• Task statement
Search the material for the word "JSON" and copy each line that holds it.
━━━━━ Task inputs
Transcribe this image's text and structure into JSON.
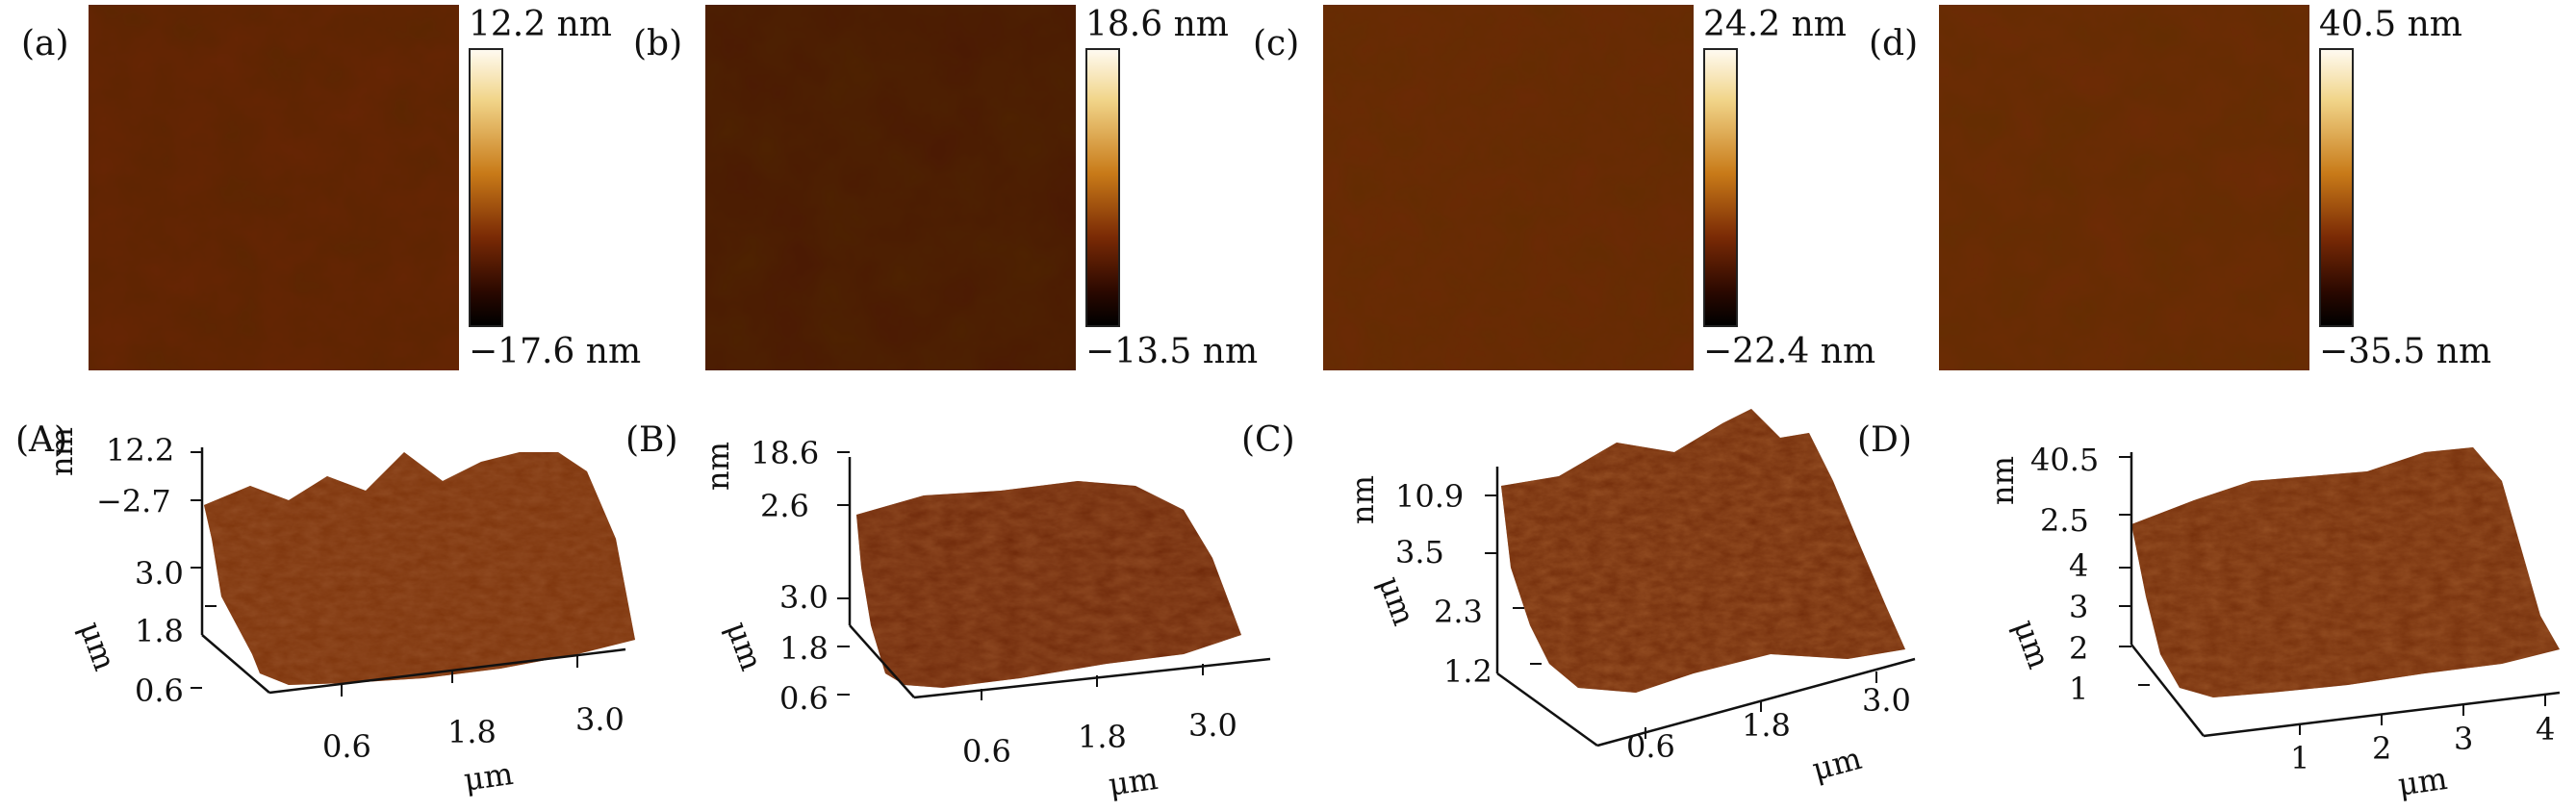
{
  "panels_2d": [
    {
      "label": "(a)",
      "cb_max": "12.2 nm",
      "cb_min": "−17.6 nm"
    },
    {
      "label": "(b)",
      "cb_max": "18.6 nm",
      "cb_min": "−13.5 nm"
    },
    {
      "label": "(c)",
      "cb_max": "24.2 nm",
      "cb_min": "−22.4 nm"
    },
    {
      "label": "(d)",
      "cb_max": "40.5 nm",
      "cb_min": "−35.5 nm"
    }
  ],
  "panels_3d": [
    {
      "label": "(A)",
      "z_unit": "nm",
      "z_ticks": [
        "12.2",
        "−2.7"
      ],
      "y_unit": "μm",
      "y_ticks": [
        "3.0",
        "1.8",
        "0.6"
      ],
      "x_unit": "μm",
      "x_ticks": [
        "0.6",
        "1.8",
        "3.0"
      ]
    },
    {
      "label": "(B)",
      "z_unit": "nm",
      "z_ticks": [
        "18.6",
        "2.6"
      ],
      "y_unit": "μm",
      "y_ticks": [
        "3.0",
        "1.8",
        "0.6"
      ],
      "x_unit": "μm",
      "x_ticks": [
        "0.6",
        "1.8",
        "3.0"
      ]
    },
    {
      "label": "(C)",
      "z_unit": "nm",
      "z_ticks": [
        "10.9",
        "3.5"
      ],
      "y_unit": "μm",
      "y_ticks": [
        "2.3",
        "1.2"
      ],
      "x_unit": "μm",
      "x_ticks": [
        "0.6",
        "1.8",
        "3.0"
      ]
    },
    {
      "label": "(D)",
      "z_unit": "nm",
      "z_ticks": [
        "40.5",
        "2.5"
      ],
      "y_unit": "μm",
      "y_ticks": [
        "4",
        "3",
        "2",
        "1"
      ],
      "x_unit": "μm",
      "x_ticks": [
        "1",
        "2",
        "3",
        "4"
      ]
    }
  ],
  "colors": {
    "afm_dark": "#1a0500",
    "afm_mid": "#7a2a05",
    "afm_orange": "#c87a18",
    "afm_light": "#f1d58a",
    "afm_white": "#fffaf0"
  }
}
━━━━━━━━━━
━━━━━ Task inputs
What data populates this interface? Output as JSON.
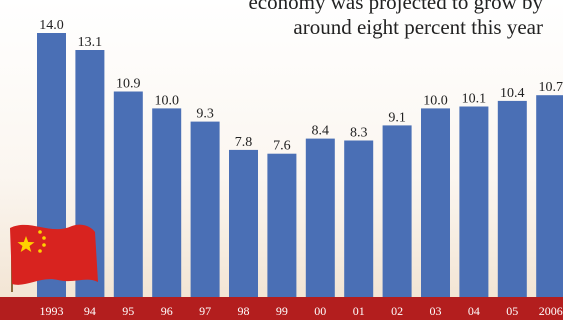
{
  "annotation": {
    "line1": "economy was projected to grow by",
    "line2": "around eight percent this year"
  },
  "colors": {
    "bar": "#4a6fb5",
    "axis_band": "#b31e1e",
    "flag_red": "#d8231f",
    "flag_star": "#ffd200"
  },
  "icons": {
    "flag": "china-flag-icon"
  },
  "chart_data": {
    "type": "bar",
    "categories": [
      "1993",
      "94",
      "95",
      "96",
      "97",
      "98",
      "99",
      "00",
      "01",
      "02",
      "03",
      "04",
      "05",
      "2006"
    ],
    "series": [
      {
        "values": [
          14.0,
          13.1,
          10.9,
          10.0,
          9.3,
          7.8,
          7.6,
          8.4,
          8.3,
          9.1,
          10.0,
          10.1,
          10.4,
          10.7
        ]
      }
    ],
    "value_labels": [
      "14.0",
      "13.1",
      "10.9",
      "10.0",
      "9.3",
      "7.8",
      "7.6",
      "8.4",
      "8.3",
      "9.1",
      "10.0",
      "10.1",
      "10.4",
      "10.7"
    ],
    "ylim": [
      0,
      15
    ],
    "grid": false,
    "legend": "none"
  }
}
━━━━━━━━━━
• Finished exercise
Transcribe this image's text and structure into JSON.
What data populates this interface? Output as JSON.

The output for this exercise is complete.